Extracted data entries
*-*-*
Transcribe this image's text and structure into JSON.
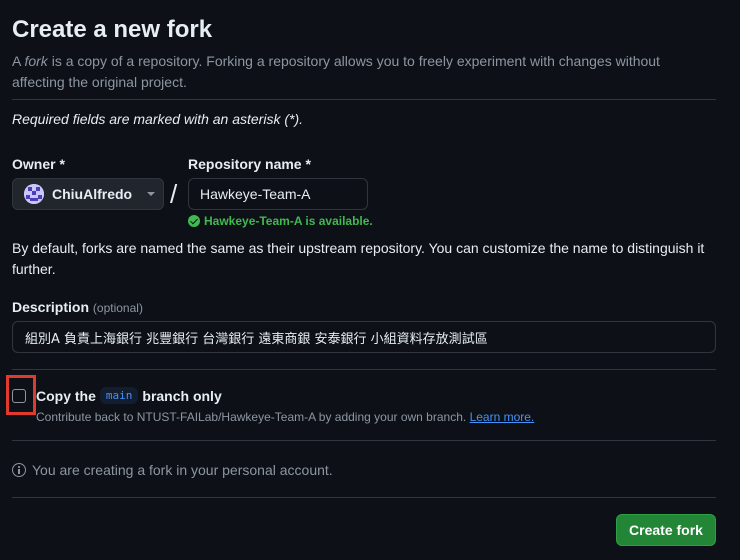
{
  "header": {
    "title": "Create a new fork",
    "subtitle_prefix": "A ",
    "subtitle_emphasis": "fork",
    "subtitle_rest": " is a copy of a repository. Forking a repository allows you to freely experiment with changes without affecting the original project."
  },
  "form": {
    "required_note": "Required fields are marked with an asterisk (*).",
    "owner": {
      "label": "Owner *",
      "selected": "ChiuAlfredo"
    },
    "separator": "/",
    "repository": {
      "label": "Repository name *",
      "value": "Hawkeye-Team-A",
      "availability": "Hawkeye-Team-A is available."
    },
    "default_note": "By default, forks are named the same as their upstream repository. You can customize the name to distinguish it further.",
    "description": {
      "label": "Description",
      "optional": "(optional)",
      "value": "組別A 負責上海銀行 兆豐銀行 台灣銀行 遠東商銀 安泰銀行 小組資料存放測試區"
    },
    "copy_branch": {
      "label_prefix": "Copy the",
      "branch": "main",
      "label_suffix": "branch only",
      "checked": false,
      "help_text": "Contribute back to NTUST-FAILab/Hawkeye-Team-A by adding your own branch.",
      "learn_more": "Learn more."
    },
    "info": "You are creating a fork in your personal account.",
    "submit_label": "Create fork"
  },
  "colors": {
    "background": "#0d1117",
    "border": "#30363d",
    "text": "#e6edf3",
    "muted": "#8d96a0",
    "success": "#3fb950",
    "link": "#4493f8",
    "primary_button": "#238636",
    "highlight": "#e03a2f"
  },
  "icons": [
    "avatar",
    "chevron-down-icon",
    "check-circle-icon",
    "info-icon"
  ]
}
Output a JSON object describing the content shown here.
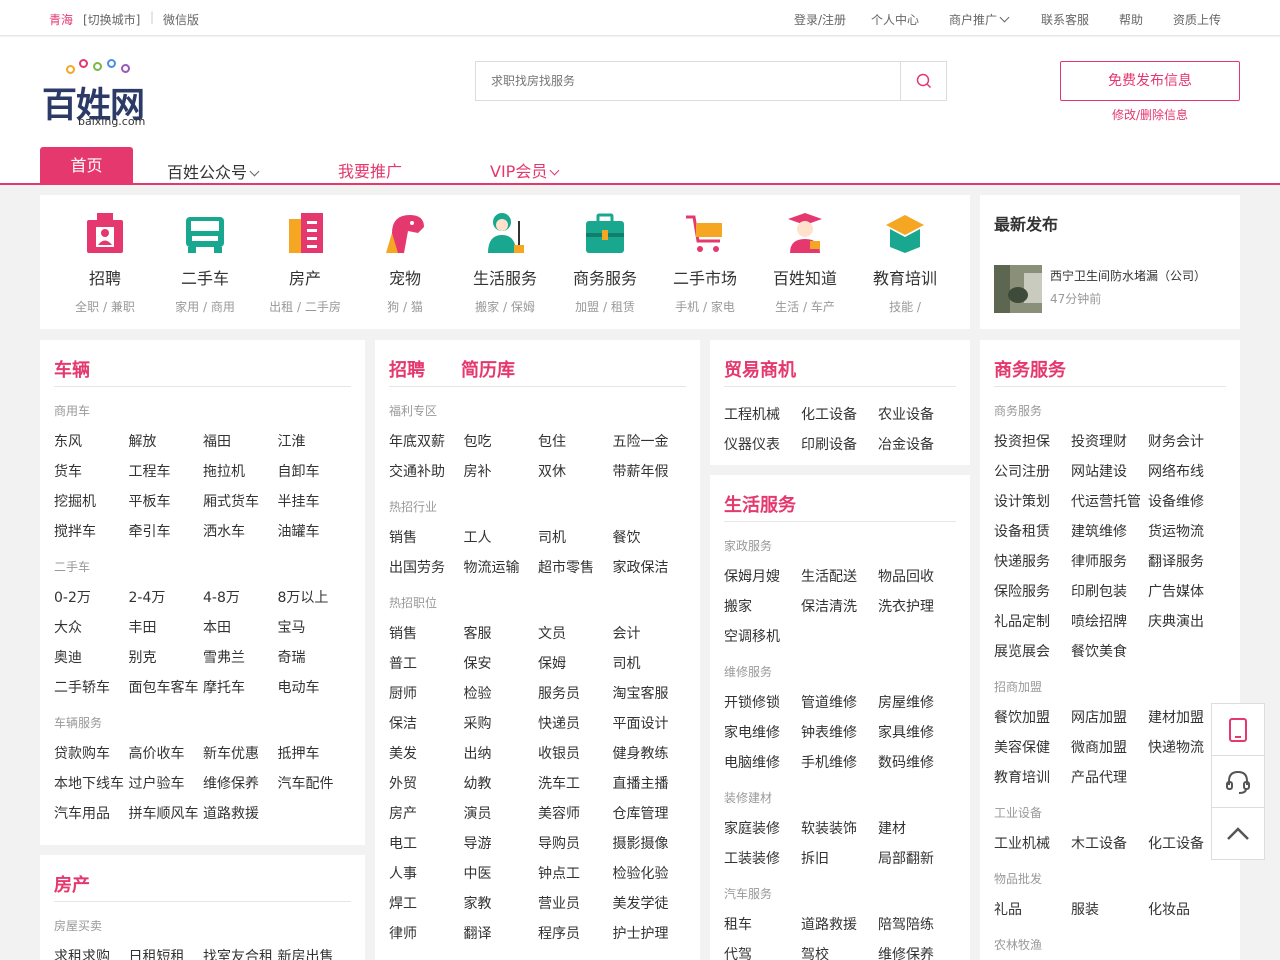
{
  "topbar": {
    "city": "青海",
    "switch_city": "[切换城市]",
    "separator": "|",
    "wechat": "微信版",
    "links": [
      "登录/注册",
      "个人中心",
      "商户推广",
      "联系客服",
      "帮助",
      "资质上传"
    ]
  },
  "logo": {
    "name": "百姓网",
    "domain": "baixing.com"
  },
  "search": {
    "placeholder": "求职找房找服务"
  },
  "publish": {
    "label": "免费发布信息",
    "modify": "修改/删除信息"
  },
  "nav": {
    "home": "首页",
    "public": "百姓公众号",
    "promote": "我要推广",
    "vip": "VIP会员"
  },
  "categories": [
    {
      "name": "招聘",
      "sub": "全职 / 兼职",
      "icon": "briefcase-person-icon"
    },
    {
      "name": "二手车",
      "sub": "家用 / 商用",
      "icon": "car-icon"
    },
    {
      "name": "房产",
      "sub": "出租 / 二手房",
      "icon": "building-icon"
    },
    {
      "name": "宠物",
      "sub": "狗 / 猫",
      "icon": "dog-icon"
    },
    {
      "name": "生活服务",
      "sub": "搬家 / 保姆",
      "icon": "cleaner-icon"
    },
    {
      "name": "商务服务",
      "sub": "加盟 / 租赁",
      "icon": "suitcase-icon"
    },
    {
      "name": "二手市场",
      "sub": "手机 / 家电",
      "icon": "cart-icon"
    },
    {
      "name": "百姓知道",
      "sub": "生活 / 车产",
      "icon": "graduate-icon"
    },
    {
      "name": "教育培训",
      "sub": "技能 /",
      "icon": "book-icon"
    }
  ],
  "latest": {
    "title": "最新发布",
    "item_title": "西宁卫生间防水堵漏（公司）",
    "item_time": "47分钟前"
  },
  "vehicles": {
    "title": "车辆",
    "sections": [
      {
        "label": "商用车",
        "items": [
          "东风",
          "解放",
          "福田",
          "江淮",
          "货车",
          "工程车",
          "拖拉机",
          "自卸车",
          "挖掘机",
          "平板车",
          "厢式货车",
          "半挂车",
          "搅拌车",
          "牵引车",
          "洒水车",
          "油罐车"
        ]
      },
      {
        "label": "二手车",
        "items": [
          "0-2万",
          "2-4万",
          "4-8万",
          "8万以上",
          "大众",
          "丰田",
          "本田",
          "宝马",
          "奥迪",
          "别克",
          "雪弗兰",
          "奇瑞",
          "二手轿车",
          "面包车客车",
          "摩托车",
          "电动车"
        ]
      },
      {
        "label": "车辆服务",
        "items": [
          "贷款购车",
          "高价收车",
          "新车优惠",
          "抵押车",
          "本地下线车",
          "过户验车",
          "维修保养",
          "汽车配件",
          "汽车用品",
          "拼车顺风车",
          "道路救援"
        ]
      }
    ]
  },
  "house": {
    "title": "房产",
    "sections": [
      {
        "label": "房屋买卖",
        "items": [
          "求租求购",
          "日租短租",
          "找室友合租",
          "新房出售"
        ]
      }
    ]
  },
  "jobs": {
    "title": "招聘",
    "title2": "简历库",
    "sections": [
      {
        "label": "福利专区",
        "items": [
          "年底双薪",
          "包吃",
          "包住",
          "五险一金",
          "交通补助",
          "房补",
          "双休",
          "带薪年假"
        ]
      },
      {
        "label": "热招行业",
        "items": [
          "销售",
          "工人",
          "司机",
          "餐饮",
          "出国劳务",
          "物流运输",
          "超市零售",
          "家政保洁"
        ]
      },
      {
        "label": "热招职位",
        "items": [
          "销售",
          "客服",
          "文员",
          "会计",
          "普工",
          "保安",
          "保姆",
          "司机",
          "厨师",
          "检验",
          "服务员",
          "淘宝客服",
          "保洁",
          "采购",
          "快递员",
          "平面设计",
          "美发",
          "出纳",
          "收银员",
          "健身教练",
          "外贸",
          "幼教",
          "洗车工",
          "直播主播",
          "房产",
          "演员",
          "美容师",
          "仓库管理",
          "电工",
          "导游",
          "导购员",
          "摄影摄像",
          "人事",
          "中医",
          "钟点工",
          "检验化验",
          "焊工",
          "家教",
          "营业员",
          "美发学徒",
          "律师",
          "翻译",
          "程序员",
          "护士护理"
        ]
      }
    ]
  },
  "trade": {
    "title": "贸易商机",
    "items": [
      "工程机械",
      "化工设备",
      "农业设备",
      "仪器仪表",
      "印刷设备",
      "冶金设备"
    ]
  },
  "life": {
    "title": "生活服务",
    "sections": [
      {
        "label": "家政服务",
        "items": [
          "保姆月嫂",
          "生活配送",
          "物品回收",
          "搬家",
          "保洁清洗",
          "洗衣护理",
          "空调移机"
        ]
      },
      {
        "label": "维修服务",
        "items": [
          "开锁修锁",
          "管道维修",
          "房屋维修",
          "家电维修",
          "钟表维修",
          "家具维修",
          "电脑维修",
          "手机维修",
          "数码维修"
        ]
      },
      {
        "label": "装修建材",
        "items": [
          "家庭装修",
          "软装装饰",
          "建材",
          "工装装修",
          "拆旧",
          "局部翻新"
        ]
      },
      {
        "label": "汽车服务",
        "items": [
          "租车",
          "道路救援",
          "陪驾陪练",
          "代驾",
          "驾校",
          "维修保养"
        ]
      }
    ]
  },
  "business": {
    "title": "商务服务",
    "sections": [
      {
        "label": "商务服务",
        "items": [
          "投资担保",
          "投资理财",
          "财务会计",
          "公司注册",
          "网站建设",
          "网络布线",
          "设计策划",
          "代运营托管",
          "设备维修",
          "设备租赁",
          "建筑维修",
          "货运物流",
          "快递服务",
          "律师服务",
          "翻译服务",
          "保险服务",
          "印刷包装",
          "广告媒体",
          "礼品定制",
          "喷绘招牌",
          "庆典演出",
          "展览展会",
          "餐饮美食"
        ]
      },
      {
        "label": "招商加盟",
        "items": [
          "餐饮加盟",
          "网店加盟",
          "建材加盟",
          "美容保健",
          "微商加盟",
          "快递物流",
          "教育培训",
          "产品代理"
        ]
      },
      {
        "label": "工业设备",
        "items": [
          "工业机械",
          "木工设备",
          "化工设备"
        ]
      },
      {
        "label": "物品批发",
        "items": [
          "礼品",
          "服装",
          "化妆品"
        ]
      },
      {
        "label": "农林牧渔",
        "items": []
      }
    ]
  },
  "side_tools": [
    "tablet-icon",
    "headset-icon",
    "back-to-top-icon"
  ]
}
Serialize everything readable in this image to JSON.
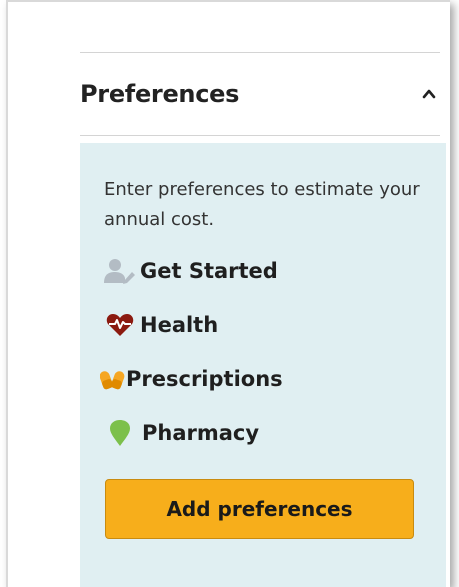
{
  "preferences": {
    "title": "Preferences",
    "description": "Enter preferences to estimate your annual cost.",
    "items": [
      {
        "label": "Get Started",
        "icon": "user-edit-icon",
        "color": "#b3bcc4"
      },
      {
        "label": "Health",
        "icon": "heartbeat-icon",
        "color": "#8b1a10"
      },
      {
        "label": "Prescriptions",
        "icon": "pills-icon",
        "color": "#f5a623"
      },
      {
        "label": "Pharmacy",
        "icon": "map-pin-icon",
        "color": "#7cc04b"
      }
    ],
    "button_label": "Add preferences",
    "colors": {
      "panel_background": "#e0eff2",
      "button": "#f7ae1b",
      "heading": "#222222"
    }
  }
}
*-*-*
Out of the records, collect only those lines that contain the string "Team".

**RESPONSE TO THE EXERCISE**
      "value": "Hawkeye-Team-A",
      "availability": "Hawkeye-Team-A is available."
      "help_text": "Contribute back to NTUST-FAILab/Hawkeye-Team-A by adding your own branch.",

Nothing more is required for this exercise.